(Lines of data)
:::

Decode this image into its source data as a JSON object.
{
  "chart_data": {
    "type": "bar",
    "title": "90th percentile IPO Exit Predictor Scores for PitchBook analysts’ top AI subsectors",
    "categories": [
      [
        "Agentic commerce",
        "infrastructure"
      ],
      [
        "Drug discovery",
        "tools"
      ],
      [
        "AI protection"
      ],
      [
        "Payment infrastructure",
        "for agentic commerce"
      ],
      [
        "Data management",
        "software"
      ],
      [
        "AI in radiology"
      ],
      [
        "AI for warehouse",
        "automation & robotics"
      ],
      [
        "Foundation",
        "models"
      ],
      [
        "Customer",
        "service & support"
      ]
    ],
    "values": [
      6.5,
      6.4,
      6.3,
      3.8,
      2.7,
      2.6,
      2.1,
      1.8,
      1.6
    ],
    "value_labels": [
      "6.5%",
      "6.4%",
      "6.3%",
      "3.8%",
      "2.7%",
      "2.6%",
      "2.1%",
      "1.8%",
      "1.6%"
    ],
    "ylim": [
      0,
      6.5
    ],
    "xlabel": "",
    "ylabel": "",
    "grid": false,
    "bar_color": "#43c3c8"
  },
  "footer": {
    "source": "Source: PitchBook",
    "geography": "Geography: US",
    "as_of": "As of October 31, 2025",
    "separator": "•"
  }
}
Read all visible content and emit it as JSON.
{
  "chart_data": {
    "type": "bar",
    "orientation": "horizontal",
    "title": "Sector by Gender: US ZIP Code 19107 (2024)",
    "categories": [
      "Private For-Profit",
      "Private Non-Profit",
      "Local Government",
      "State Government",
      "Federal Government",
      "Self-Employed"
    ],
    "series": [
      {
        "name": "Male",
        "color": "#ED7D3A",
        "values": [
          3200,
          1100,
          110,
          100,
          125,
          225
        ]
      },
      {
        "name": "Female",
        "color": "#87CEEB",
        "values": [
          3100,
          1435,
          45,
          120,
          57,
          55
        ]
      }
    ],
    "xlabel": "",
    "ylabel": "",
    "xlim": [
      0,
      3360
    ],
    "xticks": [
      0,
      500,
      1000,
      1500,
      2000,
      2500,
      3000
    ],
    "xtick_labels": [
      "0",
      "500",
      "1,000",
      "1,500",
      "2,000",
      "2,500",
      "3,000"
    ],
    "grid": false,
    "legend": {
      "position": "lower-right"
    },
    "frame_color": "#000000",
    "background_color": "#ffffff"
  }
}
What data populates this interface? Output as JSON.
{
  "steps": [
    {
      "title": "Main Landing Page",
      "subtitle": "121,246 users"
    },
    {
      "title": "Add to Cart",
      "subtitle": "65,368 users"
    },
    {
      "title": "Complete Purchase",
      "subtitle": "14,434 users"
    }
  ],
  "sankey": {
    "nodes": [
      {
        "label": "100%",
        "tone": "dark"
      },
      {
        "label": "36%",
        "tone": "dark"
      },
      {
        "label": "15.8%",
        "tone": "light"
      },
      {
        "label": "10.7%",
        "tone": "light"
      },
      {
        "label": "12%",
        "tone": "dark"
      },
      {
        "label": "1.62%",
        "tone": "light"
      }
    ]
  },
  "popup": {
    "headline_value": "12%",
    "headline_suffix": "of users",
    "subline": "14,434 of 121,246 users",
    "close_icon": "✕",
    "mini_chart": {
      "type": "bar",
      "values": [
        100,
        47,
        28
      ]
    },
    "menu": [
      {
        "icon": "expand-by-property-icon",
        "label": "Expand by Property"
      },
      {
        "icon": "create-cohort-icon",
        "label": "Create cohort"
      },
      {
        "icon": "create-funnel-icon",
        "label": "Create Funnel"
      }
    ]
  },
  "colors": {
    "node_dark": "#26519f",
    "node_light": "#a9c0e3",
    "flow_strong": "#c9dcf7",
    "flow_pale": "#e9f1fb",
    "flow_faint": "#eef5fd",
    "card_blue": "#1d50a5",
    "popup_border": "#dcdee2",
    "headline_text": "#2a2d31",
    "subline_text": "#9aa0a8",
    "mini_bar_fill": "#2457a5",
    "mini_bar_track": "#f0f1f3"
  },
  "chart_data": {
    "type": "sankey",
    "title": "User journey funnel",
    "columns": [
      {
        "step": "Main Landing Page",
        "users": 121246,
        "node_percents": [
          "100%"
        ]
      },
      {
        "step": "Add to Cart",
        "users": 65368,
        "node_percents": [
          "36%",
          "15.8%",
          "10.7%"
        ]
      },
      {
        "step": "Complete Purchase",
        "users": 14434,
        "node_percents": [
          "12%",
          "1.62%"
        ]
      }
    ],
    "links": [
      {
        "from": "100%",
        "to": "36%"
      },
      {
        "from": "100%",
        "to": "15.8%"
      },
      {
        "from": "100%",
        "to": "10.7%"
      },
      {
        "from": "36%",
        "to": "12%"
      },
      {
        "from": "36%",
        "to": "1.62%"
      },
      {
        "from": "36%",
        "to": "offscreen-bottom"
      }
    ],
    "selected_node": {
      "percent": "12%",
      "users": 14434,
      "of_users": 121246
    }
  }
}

:::

TASK TO COMPLETE: The records above must be repeated exactly, every one of them.

EXPECTED ANSWER:
Decode this image into its source data as a JSON object.
{
  "chart_data": {
    "type": "bar",
    "title": "90th percentile IPO Exit Predictor Scores for PitchBook analysts’ top AI subsectors",
    "categories": [
      [
        "Agentic commerce",
        "infrastructure"
      ],
      [
        "Drug discovery",
        "tools"
      ],
      [
        "AI protection"
      ],
      [
        "Payment infrastructure",
        "for agentic commerce"
      ],
      [
        "Data management",
        "software"
      ],
      [
        "AI in radiology"
      ],
      [
        "AI for warehouse",
        "automation & robotics"
      ],
      [
        "Foundation",
        "models"
      ],
      [
        "Customer",
        "service & support"
      ]
    ],
    "values": [
      6.5,
      6.4,
      6.3,
      3.8,
      2.7,
      2.6,
      2.1,
      1.8,
      1.6
    ],
    "value_labels": [
      "6.5%",
      "6.4%",
      "6.3%",
      "3.8%",
      "2.7%",
      "2.6%",
      "2.1%",
      "1.8%",
      "1.6%"
    ],
    "ylim": [
      0,
      6.5
    ],
    "xlabel": "",
    "ylabel": "",
    "grid": false,
    "bar_color": "#43c3c8"
  },
  "footer": {
    "source": "Source: PitchBook",
    "geography": "Geography: US",
    "as_of": "As of October 31, 2025",
    "separator": "•"
  }
}
Read all visible content and emit it as JSON.
{
  "chart_data": {
    "type": "bar",
    "orientation": "horizontal",
    "title": "Sector by Gender: US ZIP Code 19107 (2024)",
    "categories": [
      "Private For-Profit",
      "Private Non-Profit",
      "Local Government",
      "State Government",
      "Federal Government",
      "Self-Employed"
    ],
    "series": [
      {
        "name": "Male",
        "color": "#ED7D3A",
        "values": [
          3200,
          1100,
          110,
          100,
          125,
          225
        ]
      },
      {
        "name": "Female",
        "color": "#87CEEB",
        "values": [
          3100,
          1435,
          45,
          120,
          57,
          55
        ]
      }
    ],
    "xlabel": "",
    "ylabel": "",
    "xlim": [
      0,
      3360
    ],
    "xticks": [
      0,
      500,
      1000,
      1500,
      2000,
      2500,
      3000
    ],
    "xtick_labels": [
      "0",
      "500",
      "1,000",
      "1,500",
      "2,000",
      "2,500",
      "3,000"
    ],
    "grid": false,
    "legend": {
      "position": "lower-right"
    },
    "frame_color": "#000000",
    "background_color": "#ffffff"
  }
}
What data populates this interface? Output as JSON.
{
  "steps": [
    {
      "title": "Main Landing Page",
      "subtitle": "121,246 users"
    },
    {
      "title": "Add to Cart",
      "subtitle": "65,368 users"
    },
    {
      "title": "Complete Purchase",
      "subtitle": "14,434 users"
    }
  ],
  "sankey": {
    "nodes": [
      {
        "label": "100%",
        "tone": "dark"
      },
      {
        "label": "36%",
        "tone": "dark"
      },
      {
        "label": "15.8%",
        "tone": "light"
      },
      {
        "label": "10.7%",
        "tone": "light"
      },
      {
        "label": "12%",
        "tone": "dark"
      },
      {
        "label": "1.62%",
        "tone": "light"
      }
    ]
  },
  "popup": {
    "headline_value": "12%",
    "headline_suffix": "of users",
    "subline": "14,434 of 121,246 users",
    "close_icon": "✕",
    "mini_chart": {
      "type": "bar",
      "values": [
        100,
        47,
        28
      ]
    },
    "menu": [
      {
        "icon": "expand-by-property-icon",
        "label": "Expand by Property"
      },
      {
        "icon": "create-cohort-icon",
        "label": "Create cohort"
      },
      {
        "icon": "create-funnel-icon",
        "label": "Create Funnel"
      }
    ]
  },
  "colors": {
    "node_dark": "#26519f",
    "node_light": "#a9c0e3",
    "flow_strong": "#c9dcf7",
    "flow_pale": "#e9f1fb",
    "flow_faint": "#eef5fd",
    "card_blue": "#1d50a5",
    "popup_border": "#dcdee2",
    "headline_text": "#2a2d31",
    "subline_text": "#9aa0a8",
    "mini_bar_fill": "#2457a5",
    "mini_bar_track": "#f0f1f3"
  },
  "chart_data": {
    "type": "sankey",
    "title": "User journey funnel",
    "columns": [
      {
        "step": "Main Landing Page",
        "users": 121246,
        "node_percents": [
          "100%"
        ]
      },
      {
        "step": "Add to Cart",
        "users": 65368,
        "node_percents": [
          "36%",
          "15.8%",
          "10.7%"
        ]
      },
      {
        "step": "Complete Purchase",
        "users": 14434,
        "node_percents": [
          "12%",
          "1.62%"
        ]
      }
    ],
    "links": [
      {
        "from": "100%",
        "to": "36%"
      },
      {
        "from": "100%",
        "to": "15.8%"
      },
      {
        "from": "100%",
        "to": "10.7%"
      },
      {
        "from": "36%",
        "to": "12%"
      },
      {
        "from": "36%",
        "to": "1.62%"
      },
      {
        "from": "36%",
        "to": "offscreen-bottom"
      }
    ],
    "selected_node": {
      "percent": "12%",
      "users": 14434,
      "of_users": 121246
    }
  }
}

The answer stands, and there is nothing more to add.